▶ PROBLEM TO SOLVE
In each of the following records, switch "side view" to "lateral view" and leave all other text unchanged. Omit the pictures from your answer.

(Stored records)

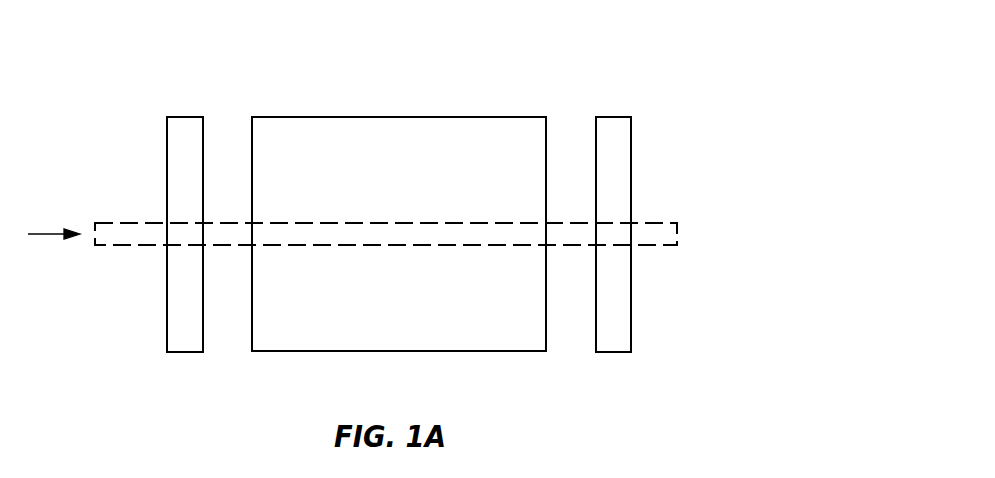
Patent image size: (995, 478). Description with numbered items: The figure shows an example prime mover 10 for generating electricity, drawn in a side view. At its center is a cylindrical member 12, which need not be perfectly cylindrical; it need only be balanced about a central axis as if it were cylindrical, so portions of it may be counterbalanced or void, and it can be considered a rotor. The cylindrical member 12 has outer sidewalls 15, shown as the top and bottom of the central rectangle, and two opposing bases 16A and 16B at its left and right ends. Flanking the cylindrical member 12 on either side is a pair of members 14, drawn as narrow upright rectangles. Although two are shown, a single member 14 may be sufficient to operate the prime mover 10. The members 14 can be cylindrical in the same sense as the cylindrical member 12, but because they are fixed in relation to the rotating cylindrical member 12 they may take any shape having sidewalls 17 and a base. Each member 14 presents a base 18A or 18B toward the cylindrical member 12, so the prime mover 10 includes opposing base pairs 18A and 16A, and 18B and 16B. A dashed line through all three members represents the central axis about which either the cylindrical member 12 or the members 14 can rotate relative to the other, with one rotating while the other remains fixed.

The prime mover 10 is at (700, 73).
The cylindrical member 12 is at (323, 117).
The member 14 is at (185, 117).
The outer sidewalls 15 is at (452, 117).
The base 16A is at (252, 140).
The base 16B is at (546, 140).
The sidewalls 17 is at (185, 352).
The base 18A is at (204, 335).
The base 18B is at (594, 333).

▶ ANSWER TO THIS EXERCISE
Patent image size: (995, 478). Description with numbered items: The figure shows an example prime mover 10 for generating electricity, drawn in a lateral view. At its center is a cylindrical member 12, which need not be perfectly cylindrical; it need only be balanced about a central axis as if it were cylindrical, so portions of it may be counterbalanced or void, and it can be considered a rotor. The cylindrical member 12 has outer sidewalls 15, shown as the top and bottom of the central rectangle, and two opposing bases 16A and 16B at its left and right ends. Flanking the cylindrical member 12 on either side is a pair of members 14, drawn as narrow upright rectangles. Although two are shown, a single member 14 may be sufficient to operate the prime mover 10. The members 14 can be cylindrical in the same sense as the cylindrical member 12, but because they are fixed in relation to the rotating cylindrical member 12 they may take any shape having sidewalls 17 and a base. Each member 14 presents a base 18A or 18B toward the cylindrical member 12, so the prime mover 10 includes opposing base pairs 18A and 16A, and 18B and 16B. A dashed line through all three members represents the central axis about which either the cylindrical member 12 or the members 14 can rotate relative to the other, with one rotating while the other remains fixed.

The prime mover 10 is at (700, 73).
The cylindrical member 12 is at (323, 117).
The member 14 is at (185, 117).
The outer sidewalls 15 is at (452, 117).
The base 16A is at (252, 140).
The base 16B is at (546, 140).
The sidewalls 17 is at (185, 352).
The base 18A is at (204, 335).
The base 18B is at (594, 333).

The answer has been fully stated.